[Problem description] Copy all the entries word for word, but omit the pictures.

[Input]
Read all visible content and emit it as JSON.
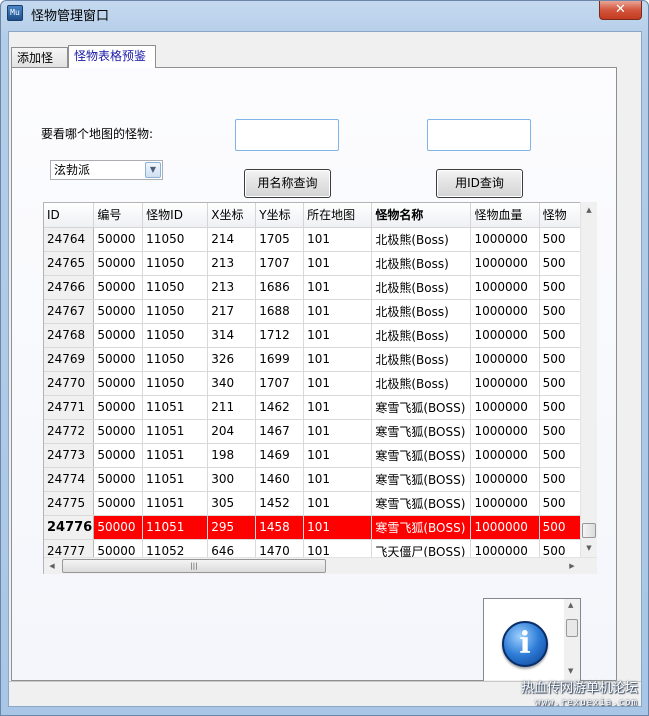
{
  "window": {
    "title": "怪物管理窗口",
    "app_icon_text": "Mu",
    "close_symbol": "✕"
  },
  "tabs": [
    {
      "label": "添加怪物",
      "active": false
    },
    {
      "label": "怪物表格预鉴",
      "active": true
    }
  ],
  "form": {
    "map_label": "要看哪个地图的怪物:",
    "map_select_value": "泫勃派",
    "name_input_value": "",
    "id_input_value": "",
    "query_by_name_label": "用名称查询",
    "query_by_id_label": "用ID查询"
  },
  "grid": {
    "columns": [
      "ID",
      "编号",
      "怪物ID",
      "X坐标",
      "Y坐标",
      "所在地图",
      "怪物名称",
      "怪物血量",
      "怪物"
    ],
    "bold_column_index": 6,
    "selected_row_index": 12,
    "rows": [
      [
        "24764",
        "50000",
        "11050",
        "214",
        "1705",
        "101",
        "北极熊(Boss)",
        "1000000",
        "500"
      ],
      [
        "24765",
        "50000",
        "11050",
        "213",
        "1707",
        "101",
        "北极熊(Boss)",
        "1000000",
        "500"
      ],
      [
        "24766",
        "50000",
        "11050",
        "213",
        "1686",
        "101",
        "北极熊(Boss)",
        "1000000",
        "500"
      ],
      [
        "24767",
        "50000",
        "11050",
        "217",
        "1688",
        "101",
        "北极熊(Boss)",
        "1000000",
        "500"
      ],
      [
        "24768",
        "50000",
        "11050",
        "314",
        "1712",
        "101",
        "北极熊(Boss)",
        "1000000",
        "500"
      ],
      [
        "24769",
        "50000",
        "11050",
        "326",
        "1699",
        "101",
        "北极熊(Boss)",
        "1000000",
        "500"
      ],
      [
        "24770",
        "50000",
        "11050",
        "340",
        "1707",
        "101",
        "北极熊(Boss)",
        "1000000",
        "500"
      ],
      [
        "24771",
        "50000",
        "11051",
        "211",
        "1462",
        "101",
        "寒雪飞狐(BOSS)",
        "1000000",
        "500"
      ],
      [
        "24772",
        "50000",
        "11051",
        "204",
        "1467",
        "101",
        "寒雪飞狐(BOSS)",
        "1000000",
        "500"
      ],
      [
        "24773",
        "50000",
        "11051",
        "198",
        "1469",
        "101",
        "寒雪飞狐(BOSS)",
        "1000000",
        "500"
      ],
      [
        "24774",
        "50000",
        "11051",
        "300",
        "1460",
        "101",
        "寒雪飞狐(BOSS)",
        "1000000",
        "500"
      ],
      [
        "24775",
        "50000",
        "11051",
        "305",
        "1452",
        "101",
        "寒雪飞狐(BOSS)",
        "1000000",
        "500"
      ],
      [
        "24776",
        "50000",
        "11051",
        "295",
        "1458",
        "101",
        "寒雪飞狐(BOSS)",
        "1000000",
        "500"
      ],
      [
        "24777",
        "50000",
        "11052",
        "646",
        "1470",
        "101",
        "飞天僵尸(BOSS)",
        "1000000",
        "500"
      ]
    ],
    "selected_row_color": "#ff0000",
    "hscroll_thumb_glyph": "|||"
  },
  "picture": {
    "icon": "info-icon",
    "glyph": "i"
  },
  "watermark": {
    "line1": "热血传网游单机论坛",
    "line2": "www.rexuexia.com"
  }
}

[Complete answer]
Read all visible content and emit it as JSON.
{
  "window": {
    "title": "怪物管理窗口",
    "app_icon_text": "Mu",
    "close_symbol": "✕"
  },
  "tabs": [
    {
      "label": "添加怪物",
      "active": false
    },
    {
      "label": "怪物表格预鉴",
      "active": true
    }
  ],
  "form": {
    "map_label": "要看哪个地图的怪物:",
    "map_select_value": "泫勃派",
    "name_input_value": "",
    "id_input_value": "",
    "query_by_name_label": "用名称查询",
    "query_by_id_label": "用ID查询"
  },
  "grid": {
    "columns": [
      "ID",
      "编号",
      "怪物ID",
      "X坐标",
      "Y坐标",
      "所在地图",
      "怪物名称",
      "怪物血量",
      "怪物"
    ],
    "bold_column_index": 6,
    "selected_row_index": 12,
    "rows": [
      [
        "24764",
        "50000",
        "11050",
        "214",
        "1705",
        "101",
        "北极熊(Boss)",
        "1000000",
        "500"
      ],
      [
        "24765",
        "50000",
        "11050",
        "213",
        "1707",
        "101",
        "北极熊(Boss)",
        "1000000",
        "500"
      ],
      [
        "24766",
        "50000",
        "11050",
        "213",
        "1686",
        "101",
        "北极熊(Boss)",
        "1000000",
        "500"
      ],
      [
        "24767",
        "50000",
        "11050",
        "217",
        "1688",
        "101",
        "北极熊(Boss)",
        "1000000",
        "500"
      ],
      [
        "24768",
        "50000",
        "11050",
        "314",
        "1712",
        "101",
        "北极熊(Boss)",
        "1000000",
        "500"
      ],
      [
        "24769",
        "50000",
        "11050",
        "326",
        "1699",
        "101",
        "北极熊(Boss)",
        "1000000",
        "500"
      ],
      [
        "24770",
        "50000",
        "11050",
        "340",
        "1707",
        "101",
        "北极熊(Boss)",
        "1000000",
        "500"
      ],
      [
        "24771",
        "50000",
        "11051",
        "211",
        "1462",
        "101",
        "寒雪飞狐(BOSS)",
        "1000000",
        "500"
      ],
      [
        "24772",
        "50000",
        "11051",
        "204",
        "1467",
        "101",
        "寒雪飞狐(BOSS)",
        "1000000",
        "500"
      ],
      [
        "24773",
        "50000",
        "11051",
        "198",
        "1469",
        "101",
        "寒雪飞狐(BOSS)",
        "1000000",
        "500"
      ],
      [
        "24774",
        "50000",
        "11051",
        "300",
        "1460",
        "101",
        "寒雪飞狐(BOSS)",
        "1000000",
        "500"
      ],
      [
        "24775",
        "50000",
        "11051",
        "305",
        "1452",
        "101",
        "寒雪飞狐(BOSS)",
        "1000000",
        "500"
      ],
      [
        "24776",
        "50000",
        "11051",
        "295",
        "1458",
        "101",
        "寒雪飞狐(BOSS)",
        "1000000",
        "500"
      ],
      [
        "24777",
        "50000",
        "11052",
        "646",
        "1470",
        "101",
        "飞天僵尸(BOSS)",
        "1000000",
        "500"
      ]
    ],
    "selected_row_color": "#ff0000",
    "hscroll_thumb_glyph": "|||"
  },
  "picture": {
    "icon": "info-icon",
    "glyph": "i"
  },
  "watermark": {
    "line1": "热血传网游单机论坛",
    "line2": "www.rexuexia.com"
  }
}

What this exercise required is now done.